__What is expected__. From the data that follows, copy every line holding the string "label".

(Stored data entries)
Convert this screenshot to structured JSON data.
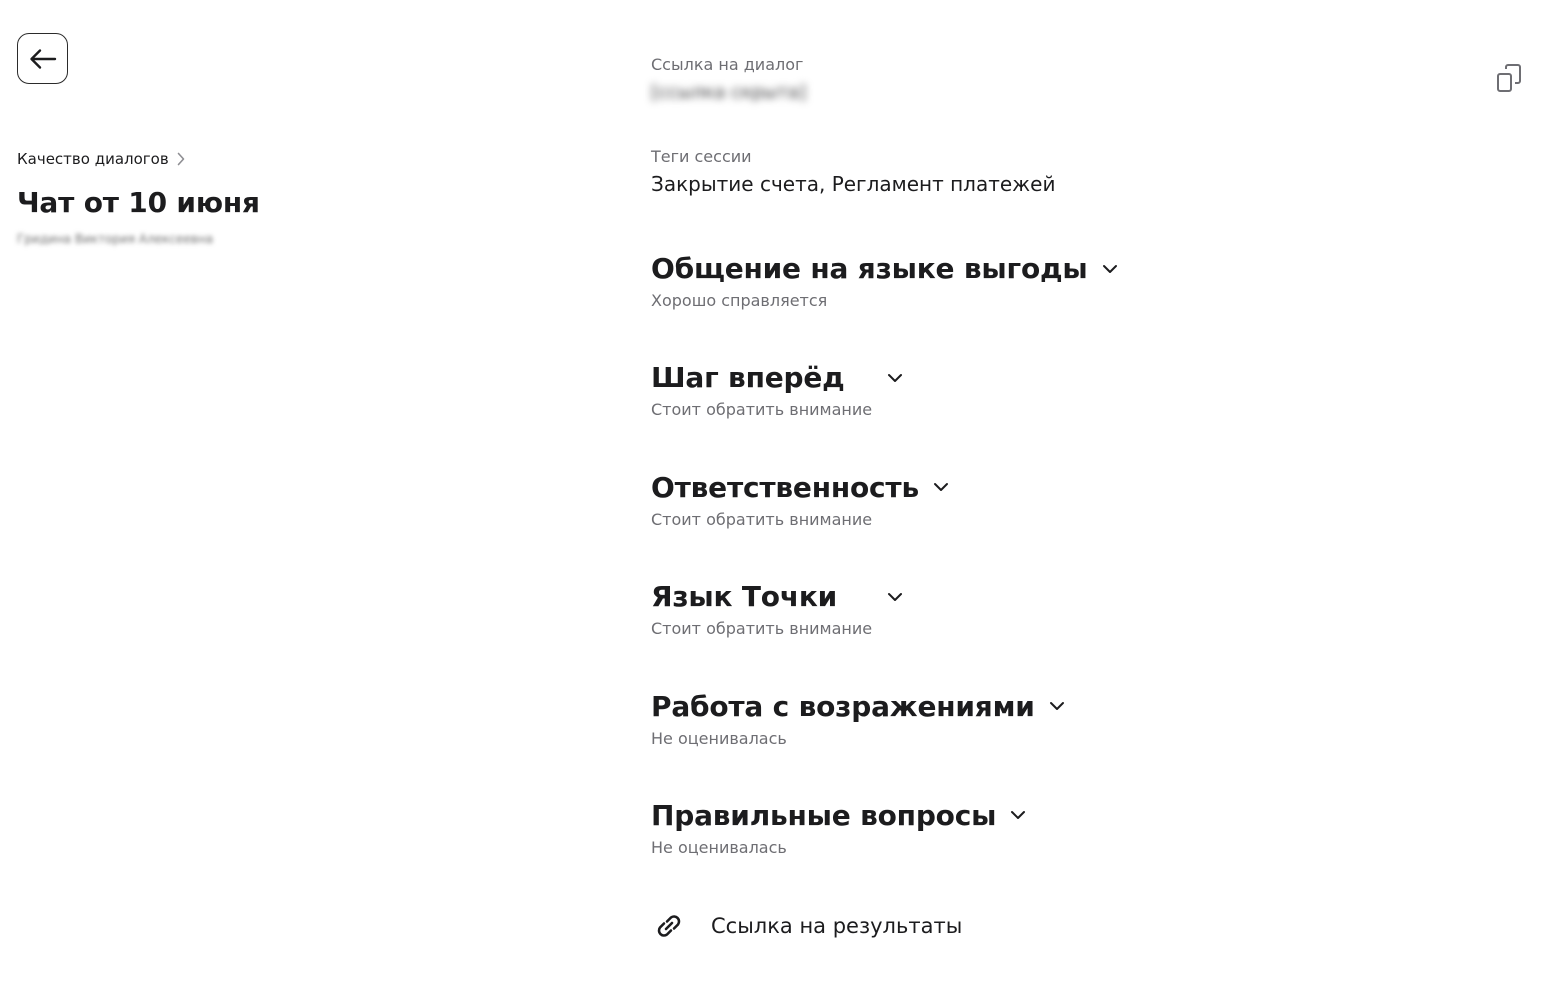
{
  "back_button": {
    "icon": "arrow-left-icon"
  },
  "breadcrumb": {
    "label": "Качество диалогов",
    "icon": "chevron-right-icon"
  },
  "page": {
    "title": "Чат от 10 июня",
    "author": "Гридина Виктория Алексеевна"
  },
  "dialog_link": {
    "label": "Ссылка на диалог",
    "value": "[ссылка скрыта]",
    "copy_icon": "copy-icon"
  },
  "session_tags": {
    "label": "Теги сессии",
    "value": "Закрытие счета, Регламент платежей"
  },
  "criteria": [
    {
      "title": "Общение на языке выгоды",
      "status": "Хорошо справляется"
    },
    {
      "title": "Шаг вперёд",
      "status": "Стоит обратить внимание"
    },
    {
      "title": "Ответственность",
      "status": "Стоит обратить внимание"
    },
    {
      "title": "Язык Точки",
      "status": "Стоит обратить внимание"
    },
    {
      "title": "Работа с возражениями",
      "status": "Не оценивалась"
    },
    {
      "title": "Правильные вопросы",
      "status": "Не оценивалась"
    }
  ],
  "results_link": {
    "label": "Ссылка на результаты",
    "icon": "link-icon"
  }
}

__Solution for this problem__.
    "label": "Качество диалогов",
    "label": "Ссылка на диалог",
    "label": "Теги сессии",
    "label": "Ссылка на результаты",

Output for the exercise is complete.